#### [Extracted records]

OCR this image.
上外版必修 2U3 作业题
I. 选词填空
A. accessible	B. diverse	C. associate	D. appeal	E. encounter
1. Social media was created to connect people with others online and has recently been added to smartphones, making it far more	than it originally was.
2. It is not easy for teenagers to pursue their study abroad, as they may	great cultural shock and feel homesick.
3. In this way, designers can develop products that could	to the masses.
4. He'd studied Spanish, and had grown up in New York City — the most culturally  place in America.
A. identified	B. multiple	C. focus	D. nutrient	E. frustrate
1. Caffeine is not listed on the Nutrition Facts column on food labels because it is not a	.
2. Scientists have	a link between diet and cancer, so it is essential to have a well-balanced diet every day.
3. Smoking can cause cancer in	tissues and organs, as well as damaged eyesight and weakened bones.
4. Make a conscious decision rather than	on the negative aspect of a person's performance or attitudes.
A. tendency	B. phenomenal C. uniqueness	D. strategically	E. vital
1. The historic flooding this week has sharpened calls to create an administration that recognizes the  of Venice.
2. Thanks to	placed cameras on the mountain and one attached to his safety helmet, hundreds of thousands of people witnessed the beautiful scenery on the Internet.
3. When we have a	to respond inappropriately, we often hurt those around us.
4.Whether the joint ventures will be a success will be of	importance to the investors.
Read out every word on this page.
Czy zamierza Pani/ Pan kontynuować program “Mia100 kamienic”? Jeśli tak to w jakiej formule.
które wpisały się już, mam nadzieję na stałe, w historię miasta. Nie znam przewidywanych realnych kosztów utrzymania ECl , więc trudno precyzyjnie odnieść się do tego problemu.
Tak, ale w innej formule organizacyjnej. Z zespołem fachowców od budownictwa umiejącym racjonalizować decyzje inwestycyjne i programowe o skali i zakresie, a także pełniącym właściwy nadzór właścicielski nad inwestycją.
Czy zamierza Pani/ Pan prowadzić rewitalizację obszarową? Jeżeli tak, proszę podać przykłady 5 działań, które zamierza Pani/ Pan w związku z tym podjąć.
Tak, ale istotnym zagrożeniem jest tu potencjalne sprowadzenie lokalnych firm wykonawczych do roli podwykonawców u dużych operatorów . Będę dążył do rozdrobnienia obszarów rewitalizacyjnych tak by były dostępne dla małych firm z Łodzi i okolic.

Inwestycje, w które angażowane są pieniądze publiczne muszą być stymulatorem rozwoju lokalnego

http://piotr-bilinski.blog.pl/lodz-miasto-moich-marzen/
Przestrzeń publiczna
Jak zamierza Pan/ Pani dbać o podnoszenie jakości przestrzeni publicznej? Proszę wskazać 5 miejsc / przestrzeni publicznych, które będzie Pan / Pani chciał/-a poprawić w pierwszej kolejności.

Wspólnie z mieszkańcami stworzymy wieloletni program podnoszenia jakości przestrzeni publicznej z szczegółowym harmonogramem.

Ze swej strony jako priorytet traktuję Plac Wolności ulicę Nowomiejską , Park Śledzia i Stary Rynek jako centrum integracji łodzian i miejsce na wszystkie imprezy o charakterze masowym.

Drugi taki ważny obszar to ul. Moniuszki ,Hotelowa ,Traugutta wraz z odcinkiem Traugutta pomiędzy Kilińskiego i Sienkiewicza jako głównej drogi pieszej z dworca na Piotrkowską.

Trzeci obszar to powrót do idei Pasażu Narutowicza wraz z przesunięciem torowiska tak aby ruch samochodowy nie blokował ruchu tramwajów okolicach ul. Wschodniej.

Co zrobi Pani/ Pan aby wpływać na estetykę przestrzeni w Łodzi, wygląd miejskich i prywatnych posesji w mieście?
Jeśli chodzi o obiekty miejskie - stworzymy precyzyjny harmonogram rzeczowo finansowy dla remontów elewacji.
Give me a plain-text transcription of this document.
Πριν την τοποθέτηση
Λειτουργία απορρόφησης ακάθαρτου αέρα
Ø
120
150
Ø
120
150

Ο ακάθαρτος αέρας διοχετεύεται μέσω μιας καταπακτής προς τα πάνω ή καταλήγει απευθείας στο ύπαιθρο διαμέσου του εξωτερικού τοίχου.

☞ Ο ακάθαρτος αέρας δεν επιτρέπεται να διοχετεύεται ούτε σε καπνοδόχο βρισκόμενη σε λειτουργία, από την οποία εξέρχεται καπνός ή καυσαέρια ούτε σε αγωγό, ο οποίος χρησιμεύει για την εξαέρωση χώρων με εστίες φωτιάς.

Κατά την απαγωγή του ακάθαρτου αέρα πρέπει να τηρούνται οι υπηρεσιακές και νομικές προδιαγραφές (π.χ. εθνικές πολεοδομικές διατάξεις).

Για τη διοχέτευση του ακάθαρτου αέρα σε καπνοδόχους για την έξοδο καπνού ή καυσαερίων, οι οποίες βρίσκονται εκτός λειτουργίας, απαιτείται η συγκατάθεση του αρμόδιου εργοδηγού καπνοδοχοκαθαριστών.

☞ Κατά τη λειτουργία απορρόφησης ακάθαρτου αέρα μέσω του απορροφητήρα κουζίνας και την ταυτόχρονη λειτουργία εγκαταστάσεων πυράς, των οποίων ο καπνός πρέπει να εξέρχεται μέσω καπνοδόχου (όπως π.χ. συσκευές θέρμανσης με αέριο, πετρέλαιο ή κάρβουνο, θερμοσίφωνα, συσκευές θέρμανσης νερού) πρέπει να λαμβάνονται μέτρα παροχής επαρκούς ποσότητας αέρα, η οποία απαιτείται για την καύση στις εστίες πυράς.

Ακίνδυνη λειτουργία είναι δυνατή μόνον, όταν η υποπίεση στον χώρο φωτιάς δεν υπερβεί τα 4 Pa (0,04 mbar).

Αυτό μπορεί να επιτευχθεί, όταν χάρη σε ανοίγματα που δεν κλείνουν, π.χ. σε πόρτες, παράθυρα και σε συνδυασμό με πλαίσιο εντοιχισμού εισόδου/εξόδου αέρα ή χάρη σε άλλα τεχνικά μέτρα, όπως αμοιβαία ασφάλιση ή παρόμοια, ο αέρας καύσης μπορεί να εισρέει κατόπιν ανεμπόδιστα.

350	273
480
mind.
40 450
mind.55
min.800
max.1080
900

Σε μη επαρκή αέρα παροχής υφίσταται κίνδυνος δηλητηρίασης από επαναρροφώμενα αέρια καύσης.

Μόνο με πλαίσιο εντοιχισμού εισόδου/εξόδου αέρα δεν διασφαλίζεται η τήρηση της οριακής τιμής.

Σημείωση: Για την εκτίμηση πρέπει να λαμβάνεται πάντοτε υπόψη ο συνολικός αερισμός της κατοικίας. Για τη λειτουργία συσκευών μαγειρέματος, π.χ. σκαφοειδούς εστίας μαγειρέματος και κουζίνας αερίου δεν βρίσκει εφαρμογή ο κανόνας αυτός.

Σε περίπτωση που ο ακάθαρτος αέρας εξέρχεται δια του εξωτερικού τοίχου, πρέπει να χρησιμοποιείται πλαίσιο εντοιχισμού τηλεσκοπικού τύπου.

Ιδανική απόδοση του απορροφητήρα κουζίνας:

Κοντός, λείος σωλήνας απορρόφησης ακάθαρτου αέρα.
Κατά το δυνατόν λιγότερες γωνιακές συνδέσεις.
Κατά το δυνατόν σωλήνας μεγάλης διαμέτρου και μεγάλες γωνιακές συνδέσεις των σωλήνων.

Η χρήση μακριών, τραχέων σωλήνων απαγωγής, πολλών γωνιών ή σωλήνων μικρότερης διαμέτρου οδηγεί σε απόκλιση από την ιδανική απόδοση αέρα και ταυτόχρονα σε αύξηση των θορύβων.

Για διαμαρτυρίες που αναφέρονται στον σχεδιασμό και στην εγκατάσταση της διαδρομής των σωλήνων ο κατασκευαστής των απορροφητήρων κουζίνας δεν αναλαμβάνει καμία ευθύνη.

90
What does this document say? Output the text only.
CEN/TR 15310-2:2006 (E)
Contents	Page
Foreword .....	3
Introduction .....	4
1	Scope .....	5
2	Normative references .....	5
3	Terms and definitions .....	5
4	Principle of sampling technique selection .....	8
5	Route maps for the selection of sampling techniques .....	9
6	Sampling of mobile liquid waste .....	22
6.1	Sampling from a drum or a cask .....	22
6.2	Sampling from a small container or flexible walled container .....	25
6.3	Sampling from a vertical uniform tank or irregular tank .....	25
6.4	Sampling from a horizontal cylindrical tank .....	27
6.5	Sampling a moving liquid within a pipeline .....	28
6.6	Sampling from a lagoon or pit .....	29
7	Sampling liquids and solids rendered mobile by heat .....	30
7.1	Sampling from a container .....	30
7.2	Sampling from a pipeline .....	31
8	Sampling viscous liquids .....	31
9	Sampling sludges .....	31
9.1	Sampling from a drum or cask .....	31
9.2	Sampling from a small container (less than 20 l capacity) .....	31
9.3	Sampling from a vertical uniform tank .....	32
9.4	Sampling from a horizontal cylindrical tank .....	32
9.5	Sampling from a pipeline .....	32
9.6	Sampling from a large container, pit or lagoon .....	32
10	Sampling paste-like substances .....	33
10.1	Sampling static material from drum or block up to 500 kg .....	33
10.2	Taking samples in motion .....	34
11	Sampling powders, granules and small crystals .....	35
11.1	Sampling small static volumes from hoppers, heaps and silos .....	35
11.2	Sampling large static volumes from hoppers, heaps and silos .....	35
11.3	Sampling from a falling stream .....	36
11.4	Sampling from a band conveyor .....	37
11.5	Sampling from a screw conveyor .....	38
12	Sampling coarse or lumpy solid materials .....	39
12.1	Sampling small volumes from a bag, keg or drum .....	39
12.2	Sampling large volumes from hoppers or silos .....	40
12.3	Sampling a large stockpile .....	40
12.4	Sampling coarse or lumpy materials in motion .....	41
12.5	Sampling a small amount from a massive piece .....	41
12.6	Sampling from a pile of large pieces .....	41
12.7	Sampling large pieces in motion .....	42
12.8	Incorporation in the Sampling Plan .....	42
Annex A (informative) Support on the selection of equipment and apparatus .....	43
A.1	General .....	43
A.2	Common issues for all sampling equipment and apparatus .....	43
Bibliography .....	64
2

#### [What this task involves]
Looking at the listing above, count the lines that contain "apparatus" and give nothing but the number.

#### [Solved exercise]
2